» AIM OF THE TASK:
Your task is to transcribe all of the records exactly and leave out the pictures.

Stored records:
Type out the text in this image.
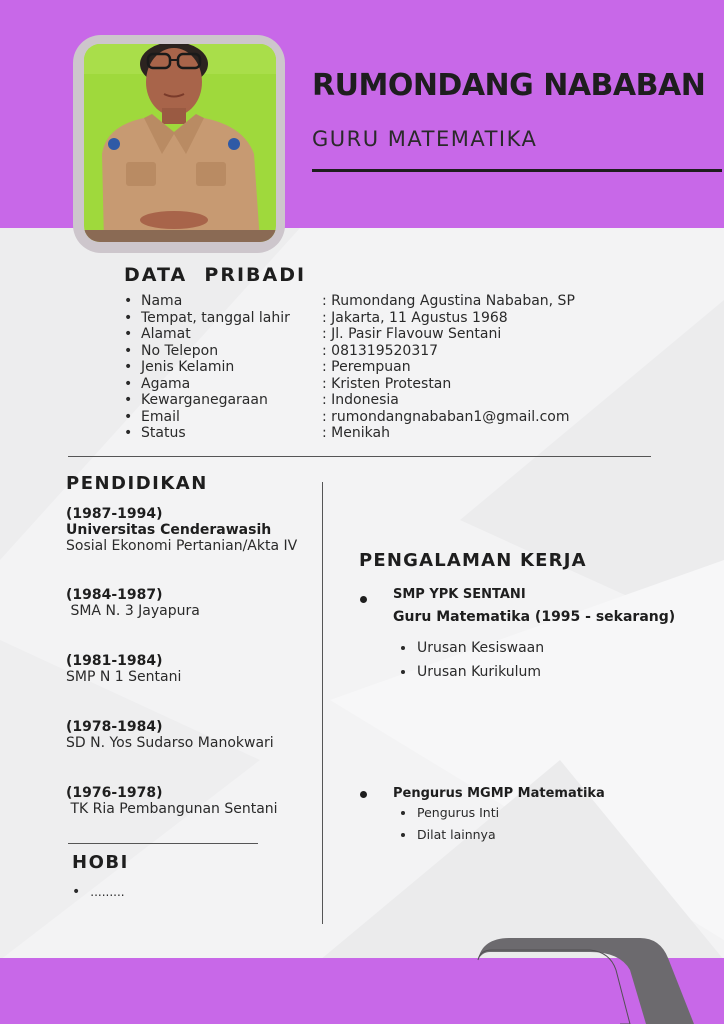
RUMONDANG NABABAN
GURU MATEMATIKA
DATA  PRIBADI
• Nama	: Rumondang Agustina Nababan, SP
• Tempat, tanggal lahir	: Jakarta, 11 Agustus 1968
• Alamat	: Jl. Pasir Flavouw Sentani
• No Telepon	: 081319520317
• Jenis Kelamin	: Perempuan
• Agama	: Kristen Protestan
• Kewarganegaraan	: Indonesia
• Email	: rumondangnababan1@gmail.com
• Status	: Menikah
PENDIDIKAN
(1987-1994)
Universitas Cenderawasih
Sosial Ekonomi Pertanian/Akta IV
(1984-1987)
SMA N. 3 Jayapura
(1981-1984)
SMP N 1 Sentani
(1978-1984)
SD N. Yos Sudarso Manokwari
(1976-1978)
TK Ria Pembangunan Sentani
HOBI
• .........
PENGALAMAN KERJA
SMP YPK SENTANI
Guru Matematika (1995 - sekarang)
Urusan Kesiswaan
Urusan Kurikulum
Pengurus MGMP Matematika
Pengurus Inti
Dilat lainnya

» FINAL RESULT:
Type out the text in this image.
RUMONDANG NABABAN
GURU MATEMATIKA
DATA  PRIBADI
• Nama	: Rumondang Agustina Nababan, SP
• Tempat, tanggal lahir	: Jakarta, 11 Agustus 1968
• Alamat	: Jl. Pasir Flavouw Sentani
• No Telepon	: 081319520317
• Jenis Kelamin	: Perempuan
• Agama	: Kristen Protestan
• Kewarganegaraan	: Indonesia
• Email	: rumondangnababan1@gmail.com
• Status	: Menikah
PENDIDIKAN
(1987-1994)
Universitas Cenderawasih
Sosial Ekonomi Pertanian/Akta IV
(1984-1987)
SMA N. 3 Jayapura
(1981-1984)
SMP N 1 Sentani
(1978-1984)
SD N. Yos Sudarso Manokwari
(1976-1978)
TK Ria Pembangunan Sentani
HOBI
• .........
PENGALAMAN KERJA
SMP YPK SENTANI
Guru Matematika (1995 - sekarang)
Urusan Kesiswaan
Urusan Kurikulum
Pengurus MGMP Matematika
Pengurus Inti
Dilat lainnya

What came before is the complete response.